**What the exercise asks**
From the VoIP testing text below, copy word for word the part that opens with the words "WHAT TO TEST" and closes with "to those parameters.".

**Source**
━━━
Although data traffic volumes worldwide have exceeded
voice traffic volumes, voice services continue to bring
in several times more revenue than data. Clearly the
market value of voice, combined with the low cost of
transporting data, makes a compelling business case for
converged networks.
The convergence of voice and data on the same packet
network can enable network operators to realize
significant operational and capital cost savings. But
enabling voice and data to co-exist on the same network,
and to realize the related cost savings, requires a
careful balance between network bandwidth-efficiency and
voice service quality. Today, over $600 billion a year
is paid for the predictable quality of the PSTN and
circuit-switched networks. VoIP service providers that
cannot deliver PSTN performance will have a difficult
time winning market share.
Delivering PSTN performance on a VoIP network is not
a simple task, as many network operators have come to
discover. Testing the performance of VoIP networks is a
continuous activity, from initial lab trials to an
in-service production network. If designed and
implemented properly, a testing program can be used to
drive network designs and configurations, and can result
in a network that is optimized for both voice service
quality and network bandwidth efficiency.
WHAT TO TEST FOR
Testing network performance begins with identifying
parameters to be measured and performance objectives.
One approach is to identify which parameters impact a
customer, and then identify the underlying factors that
contribute to those parameters.
Performance testing on the PSTN has traditionally
focused on call completion metrics (such as
answer/seizure ratios) and call duration. This is
understandable since these metrics represent how much
network usage can be billed, and where call quality was
not an issue. However, call quality is an important
issue
for IP telephony, and can directly impact call duration.
This drives the need for testing call quality.
The ITU, in recommendations P.800 and P.830, defines
subjective testing for "listening quality" and "conversational
quality." Listening quality is a one-way phenomenon and
is affected by the clearness, or clarity, and the
loudness of the speaker's voice as it is perceived by a
listener.
Conversational quality is a two-way phenomenon and is
affected by voice delay and echo, in addition to clarity
and loudness. It thus becomes apparent that one must
first test these customer-impacting parameters.
To understand how a network's performance contributes
to these parameters, one must also test the underlying
factors. Underlying factors that impact voice clarity
include encoding and compression, time clipping from a
voice activity detector, concealed and unconcealed
packet loss, and excessive packet jitter (resulting in
dropped packets). PSTN impairments, such as PCM
quantization distortion, are already inherent in the
de-facto standard of "PSTN quality."
━━━
**Dataset entries**
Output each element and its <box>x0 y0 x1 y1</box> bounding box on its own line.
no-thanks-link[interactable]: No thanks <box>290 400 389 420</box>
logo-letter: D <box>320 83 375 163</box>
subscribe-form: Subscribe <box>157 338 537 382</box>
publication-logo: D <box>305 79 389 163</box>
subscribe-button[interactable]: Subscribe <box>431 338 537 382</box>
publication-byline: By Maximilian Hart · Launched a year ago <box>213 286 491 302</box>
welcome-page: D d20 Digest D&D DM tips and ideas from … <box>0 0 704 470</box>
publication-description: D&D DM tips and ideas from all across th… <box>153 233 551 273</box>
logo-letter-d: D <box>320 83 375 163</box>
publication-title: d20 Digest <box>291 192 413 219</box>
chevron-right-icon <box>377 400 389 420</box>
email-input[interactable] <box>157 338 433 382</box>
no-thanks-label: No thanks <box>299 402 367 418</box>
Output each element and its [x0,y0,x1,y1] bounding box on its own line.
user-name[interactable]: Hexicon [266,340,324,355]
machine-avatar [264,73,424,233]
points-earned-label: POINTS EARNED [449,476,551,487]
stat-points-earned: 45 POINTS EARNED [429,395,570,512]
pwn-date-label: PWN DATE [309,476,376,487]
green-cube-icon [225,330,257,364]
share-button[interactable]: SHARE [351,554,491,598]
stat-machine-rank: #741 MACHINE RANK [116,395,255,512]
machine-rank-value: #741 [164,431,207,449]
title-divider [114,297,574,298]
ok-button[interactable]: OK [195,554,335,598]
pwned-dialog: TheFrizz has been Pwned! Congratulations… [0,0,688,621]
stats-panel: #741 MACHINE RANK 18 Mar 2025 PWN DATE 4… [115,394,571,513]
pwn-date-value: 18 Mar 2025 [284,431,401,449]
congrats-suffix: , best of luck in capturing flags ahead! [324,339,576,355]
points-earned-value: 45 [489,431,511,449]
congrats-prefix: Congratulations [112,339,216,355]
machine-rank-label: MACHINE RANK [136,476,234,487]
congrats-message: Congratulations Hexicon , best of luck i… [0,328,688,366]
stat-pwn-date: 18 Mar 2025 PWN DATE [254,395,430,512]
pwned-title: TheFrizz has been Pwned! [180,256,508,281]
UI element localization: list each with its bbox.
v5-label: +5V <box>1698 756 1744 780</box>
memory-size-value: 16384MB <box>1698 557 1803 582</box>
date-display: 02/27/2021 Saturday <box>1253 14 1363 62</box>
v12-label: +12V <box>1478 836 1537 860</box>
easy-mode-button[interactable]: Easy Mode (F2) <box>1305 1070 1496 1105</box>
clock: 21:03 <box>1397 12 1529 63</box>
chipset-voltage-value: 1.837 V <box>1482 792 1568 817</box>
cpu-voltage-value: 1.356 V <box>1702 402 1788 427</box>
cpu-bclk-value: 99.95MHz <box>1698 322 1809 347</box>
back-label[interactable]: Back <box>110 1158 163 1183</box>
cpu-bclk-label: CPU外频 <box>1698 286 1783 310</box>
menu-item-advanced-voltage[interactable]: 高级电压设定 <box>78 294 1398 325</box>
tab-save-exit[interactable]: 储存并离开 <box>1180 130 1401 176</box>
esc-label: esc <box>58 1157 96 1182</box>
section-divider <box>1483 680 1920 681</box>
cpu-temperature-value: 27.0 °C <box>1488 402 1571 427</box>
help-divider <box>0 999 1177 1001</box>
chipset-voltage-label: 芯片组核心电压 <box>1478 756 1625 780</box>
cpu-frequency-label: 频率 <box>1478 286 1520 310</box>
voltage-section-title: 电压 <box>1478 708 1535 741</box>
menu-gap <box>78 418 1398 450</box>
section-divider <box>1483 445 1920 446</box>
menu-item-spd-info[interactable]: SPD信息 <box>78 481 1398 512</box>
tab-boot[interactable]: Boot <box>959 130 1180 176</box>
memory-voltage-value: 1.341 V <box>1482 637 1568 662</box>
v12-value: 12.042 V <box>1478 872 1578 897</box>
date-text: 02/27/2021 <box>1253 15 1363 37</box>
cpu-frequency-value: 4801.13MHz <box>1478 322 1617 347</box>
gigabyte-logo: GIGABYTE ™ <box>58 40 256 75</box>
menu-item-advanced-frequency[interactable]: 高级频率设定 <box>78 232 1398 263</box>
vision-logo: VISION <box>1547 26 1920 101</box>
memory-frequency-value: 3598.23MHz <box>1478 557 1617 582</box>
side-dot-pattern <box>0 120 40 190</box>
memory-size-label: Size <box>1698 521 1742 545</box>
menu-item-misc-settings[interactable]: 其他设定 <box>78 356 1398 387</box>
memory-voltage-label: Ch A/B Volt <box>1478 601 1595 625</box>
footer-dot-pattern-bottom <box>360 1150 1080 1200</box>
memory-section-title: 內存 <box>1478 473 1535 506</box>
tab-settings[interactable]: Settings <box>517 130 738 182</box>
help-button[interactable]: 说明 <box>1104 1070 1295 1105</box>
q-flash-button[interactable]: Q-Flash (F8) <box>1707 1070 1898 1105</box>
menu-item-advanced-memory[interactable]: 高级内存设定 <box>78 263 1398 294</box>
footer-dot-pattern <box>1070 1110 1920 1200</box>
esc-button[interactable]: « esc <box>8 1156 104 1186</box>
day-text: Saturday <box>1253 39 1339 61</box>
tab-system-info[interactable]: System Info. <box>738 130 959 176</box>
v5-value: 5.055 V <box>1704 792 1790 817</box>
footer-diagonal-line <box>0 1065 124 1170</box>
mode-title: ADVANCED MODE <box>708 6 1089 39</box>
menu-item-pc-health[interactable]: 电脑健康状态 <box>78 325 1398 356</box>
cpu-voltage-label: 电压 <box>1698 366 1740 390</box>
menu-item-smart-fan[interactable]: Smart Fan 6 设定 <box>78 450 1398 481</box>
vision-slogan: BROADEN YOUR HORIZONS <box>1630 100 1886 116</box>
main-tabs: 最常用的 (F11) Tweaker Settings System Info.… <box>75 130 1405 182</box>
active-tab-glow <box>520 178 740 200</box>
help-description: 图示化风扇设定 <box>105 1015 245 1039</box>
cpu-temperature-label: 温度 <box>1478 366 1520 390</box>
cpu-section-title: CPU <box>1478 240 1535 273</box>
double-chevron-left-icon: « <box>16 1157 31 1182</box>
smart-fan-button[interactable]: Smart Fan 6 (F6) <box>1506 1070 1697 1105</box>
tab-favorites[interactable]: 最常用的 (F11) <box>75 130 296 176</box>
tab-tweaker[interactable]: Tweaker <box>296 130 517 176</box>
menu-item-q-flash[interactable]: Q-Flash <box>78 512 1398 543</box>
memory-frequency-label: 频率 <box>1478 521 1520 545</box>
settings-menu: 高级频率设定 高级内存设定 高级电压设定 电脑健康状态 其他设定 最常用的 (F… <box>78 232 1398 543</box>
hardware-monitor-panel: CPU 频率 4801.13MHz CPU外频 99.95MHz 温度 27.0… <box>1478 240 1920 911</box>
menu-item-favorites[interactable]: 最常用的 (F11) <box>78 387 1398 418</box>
━━━
**Output of the exercise**
WHAT TO TEST FOR
Testing network performance begins with identifying
parameters to be measured and performance objectives.
One approach is to identify which parameters impact a
customer, and then identify the underlying factors that
contribute to those parameters.